> Written task
Locate each line in the records containing "ساجد". Copy it.

> Source records

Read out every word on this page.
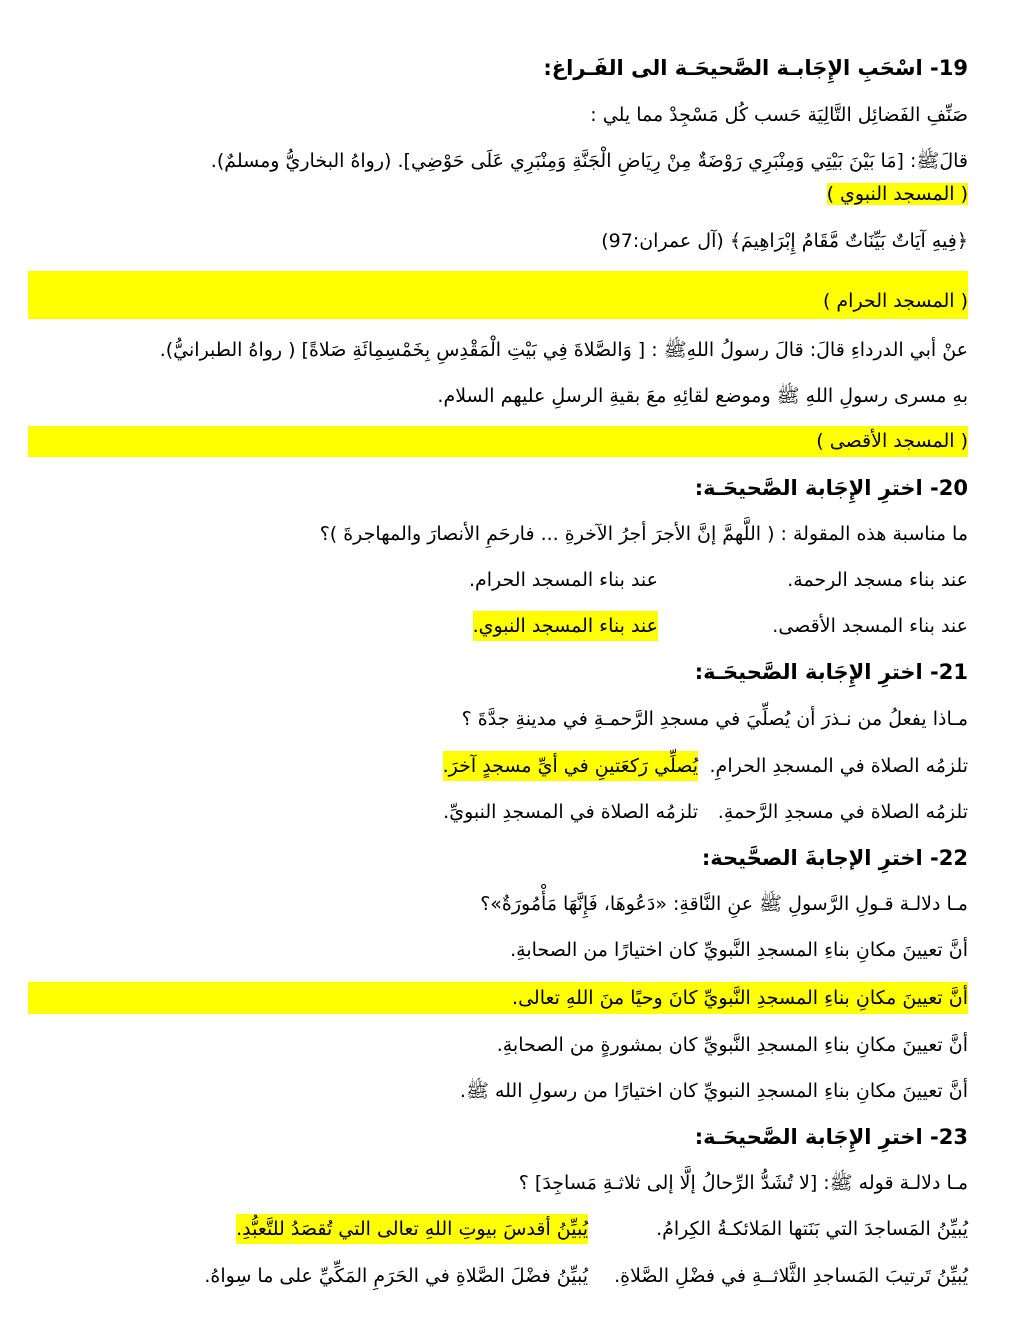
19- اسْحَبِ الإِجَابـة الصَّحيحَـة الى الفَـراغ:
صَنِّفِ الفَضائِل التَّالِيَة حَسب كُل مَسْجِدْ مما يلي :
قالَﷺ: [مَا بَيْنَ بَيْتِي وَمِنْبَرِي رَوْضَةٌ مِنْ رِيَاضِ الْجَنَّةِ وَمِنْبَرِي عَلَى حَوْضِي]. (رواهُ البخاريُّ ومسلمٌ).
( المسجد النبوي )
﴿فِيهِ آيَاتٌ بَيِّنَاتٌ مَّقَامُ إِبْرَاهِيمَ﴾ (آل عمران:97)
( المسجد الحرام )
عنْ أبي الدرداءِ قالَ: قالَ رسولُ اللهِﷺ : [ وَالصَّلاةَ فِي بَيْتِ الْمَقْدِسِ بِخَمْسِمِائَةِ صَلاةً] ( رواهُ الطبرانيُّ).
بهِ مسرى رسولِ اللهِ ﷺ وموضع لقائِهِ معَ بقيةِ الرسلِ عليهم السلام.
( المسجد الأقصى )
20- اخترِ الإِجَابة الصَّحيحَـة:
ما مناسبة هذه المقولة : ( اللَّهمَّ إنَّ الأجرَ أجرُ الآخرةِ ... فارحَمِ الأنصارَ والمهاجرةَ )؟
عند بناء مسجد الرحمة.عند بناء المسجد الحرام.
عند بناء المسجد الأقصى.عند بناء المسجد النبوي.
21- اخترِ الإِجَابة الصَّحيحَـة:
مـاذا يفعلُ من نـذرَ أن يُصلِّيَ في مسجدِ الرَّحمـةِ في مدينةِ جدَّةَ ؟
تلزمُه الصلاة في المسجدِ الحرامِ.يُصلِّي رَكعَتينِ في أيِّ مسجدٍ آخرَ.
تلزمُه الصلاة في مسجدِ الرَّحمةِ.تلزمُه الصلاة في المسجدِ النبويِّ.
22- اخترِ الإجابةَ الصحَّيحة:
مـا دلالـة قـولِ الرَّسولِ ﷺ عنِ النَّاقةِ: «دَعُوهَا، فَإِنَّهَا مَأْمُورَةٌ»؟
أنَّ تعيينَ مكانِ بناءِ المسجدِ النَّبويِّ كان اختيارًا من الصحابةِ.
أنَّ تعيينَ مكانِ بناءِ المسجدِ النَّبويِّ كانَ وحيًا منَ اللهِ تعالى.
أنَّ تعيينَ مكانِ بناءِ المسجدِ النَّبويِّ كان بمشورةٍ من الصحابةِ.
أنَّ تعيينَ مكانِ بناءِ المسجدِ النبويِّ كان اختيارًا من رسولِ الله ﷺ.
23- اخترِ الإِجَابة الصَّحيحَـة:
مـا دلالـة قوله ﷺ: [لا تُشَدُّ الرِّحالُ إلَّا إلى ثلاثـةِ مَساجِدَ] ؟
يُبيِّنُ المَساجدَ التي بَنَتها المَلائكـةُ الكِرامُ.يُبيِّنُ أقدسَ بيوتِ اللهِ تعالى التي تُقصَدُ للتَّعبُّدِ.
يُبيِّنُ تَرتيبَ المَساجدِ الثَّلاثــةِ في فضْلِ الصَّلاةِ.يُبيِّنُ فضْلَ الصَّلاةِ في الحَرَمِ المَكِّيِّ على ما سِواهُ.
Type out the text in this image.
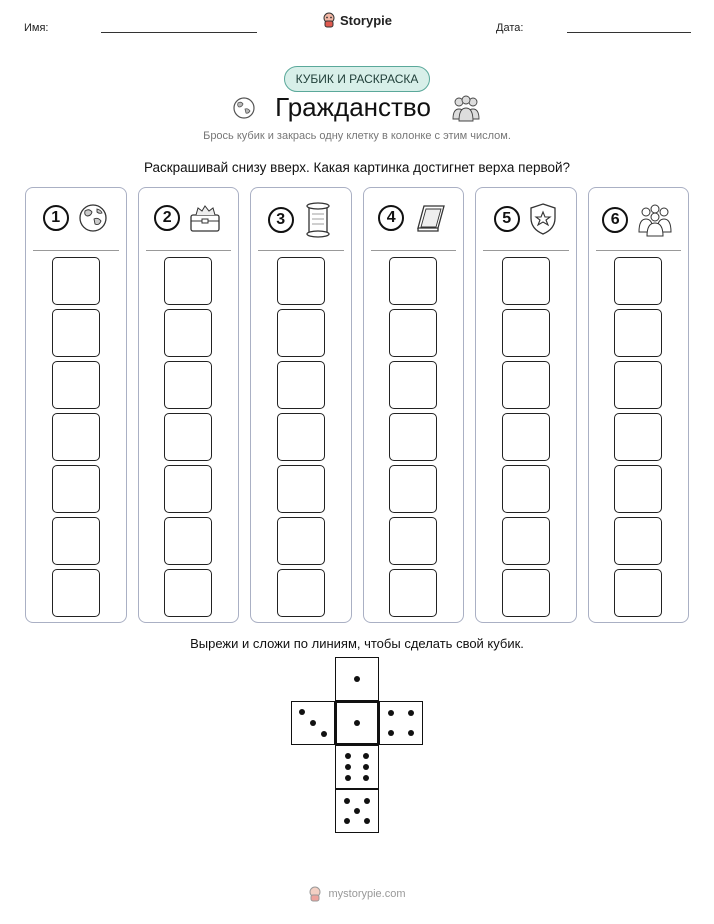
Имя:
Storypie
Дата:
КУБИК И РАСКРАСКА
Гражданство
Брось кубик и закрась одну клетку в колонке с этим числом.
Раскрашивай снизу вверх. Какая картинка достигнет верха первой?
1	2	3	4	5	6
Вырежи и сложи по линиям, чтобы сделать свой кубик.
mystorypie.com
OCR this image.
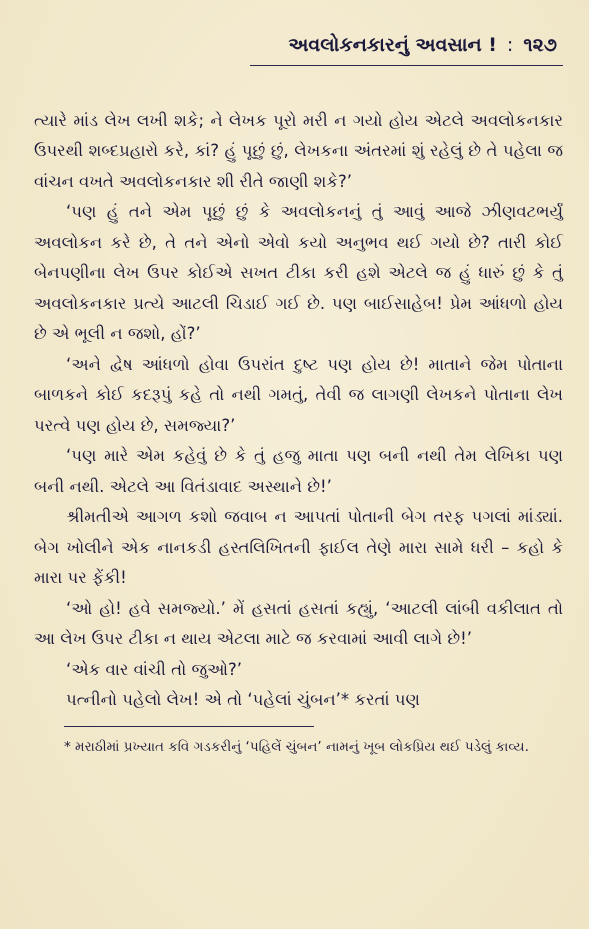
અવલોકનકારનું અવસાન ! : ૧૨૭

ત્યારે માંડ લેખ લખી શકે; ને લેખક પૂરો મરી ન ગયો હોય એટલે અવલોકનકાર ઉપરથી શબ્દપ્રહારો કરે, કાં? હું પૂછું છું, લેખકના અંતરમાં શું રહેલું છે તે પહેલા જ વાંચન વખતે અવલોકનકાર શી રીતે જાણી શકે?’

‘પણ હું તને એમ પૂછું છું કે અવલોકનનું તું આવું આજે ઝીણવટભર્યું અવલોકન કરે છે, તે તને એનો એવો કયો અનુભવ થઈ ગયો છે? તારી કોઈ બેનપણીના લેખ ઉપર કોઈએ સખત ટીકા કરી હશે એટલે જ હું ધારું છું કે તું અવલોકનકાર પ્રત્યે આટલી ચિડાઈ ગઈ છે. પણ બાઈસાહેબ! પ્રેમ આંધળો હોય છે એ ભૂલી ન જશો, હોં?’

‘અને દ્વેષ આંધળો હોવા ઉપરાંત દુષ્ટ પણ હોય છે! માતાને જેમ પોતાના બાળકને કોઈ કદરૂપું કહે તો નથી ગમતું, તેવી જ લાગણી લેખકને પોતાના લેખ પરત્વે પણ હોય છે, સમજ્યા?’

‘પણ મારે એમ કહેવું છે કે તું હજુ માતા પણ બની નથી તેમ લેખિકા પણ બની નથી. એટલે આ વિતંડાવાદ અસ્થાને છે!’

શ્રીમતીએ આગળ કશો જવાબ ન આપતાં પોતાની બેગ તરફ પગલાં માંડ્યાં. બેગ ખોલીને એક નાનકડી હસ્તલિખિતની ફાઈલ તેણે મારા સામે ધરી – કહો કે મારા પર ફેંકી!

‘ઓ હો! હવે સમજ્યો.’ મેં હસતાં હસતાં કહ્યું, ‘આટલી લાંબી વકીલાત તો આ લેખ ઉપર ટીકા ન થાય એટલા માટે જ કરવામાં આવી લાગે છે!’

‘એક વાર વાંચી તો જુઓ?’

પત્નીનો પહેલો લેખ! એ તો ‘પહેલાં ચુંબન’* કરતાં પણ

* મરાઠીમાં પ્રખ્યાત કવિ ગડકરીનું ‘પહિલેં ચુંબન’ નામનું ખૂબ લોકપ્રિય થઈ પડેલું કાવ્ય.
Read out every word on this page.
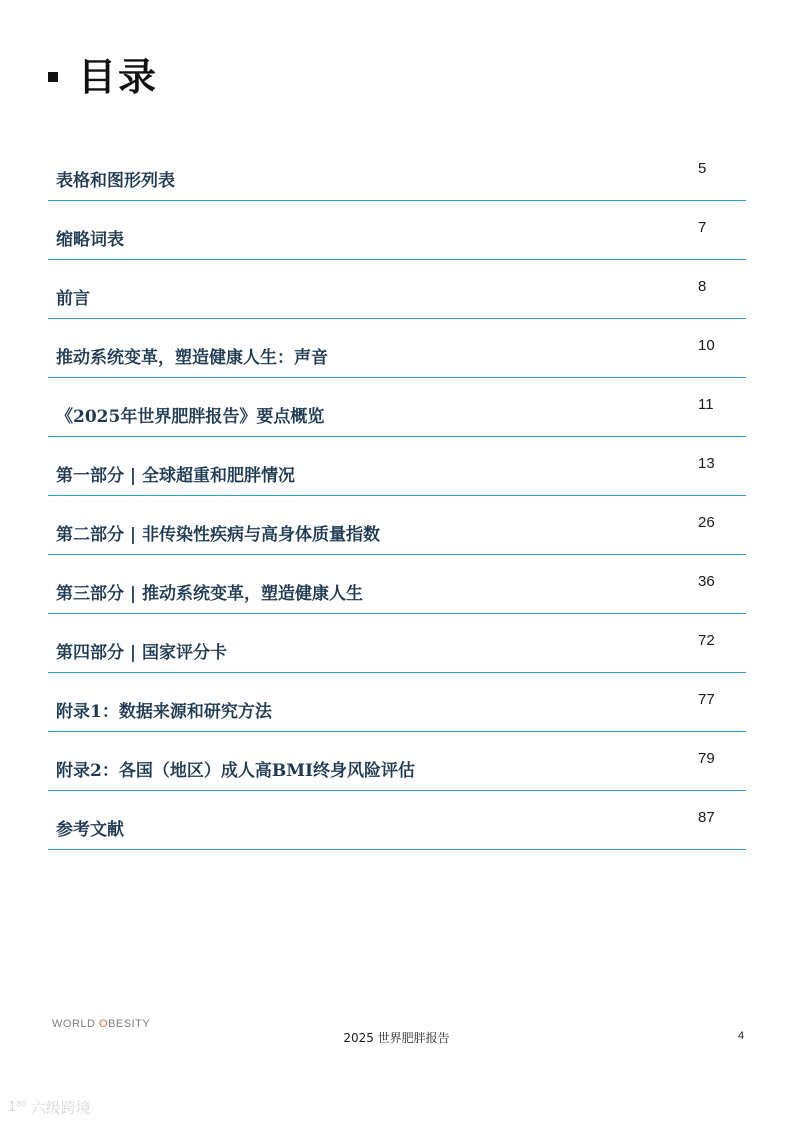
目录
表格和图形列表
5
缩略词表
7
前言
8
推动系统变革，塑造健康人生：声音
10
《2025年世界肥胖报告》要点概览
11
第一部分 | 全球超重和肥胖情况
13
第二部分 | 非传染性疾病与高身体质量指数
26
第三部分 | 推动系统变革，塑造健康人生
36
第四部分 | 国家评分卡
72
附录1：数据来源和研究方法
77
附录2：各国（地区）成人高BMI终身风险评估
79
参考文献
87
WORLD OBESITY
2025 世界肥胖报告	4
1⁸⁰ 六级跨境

> Output
يُبيِّنُ المَساجدَ التي بَنَتها المَلائكـةُ الكِرامُ.يُبيِّنُ أقدسَ بيوتِ اللهِ تعالى التي تُقصَدُ للتَّعبُّدِ.
يُبيِّنُ تَرتيبَ المَساجدِ الثَّلاثــةِ في فضْلِ الصَّلاةِ.يُبيِّنُ فضْلَ الصَّلاةِ في الحَرَمِ المَكِّيِّ على ما سِواهُ.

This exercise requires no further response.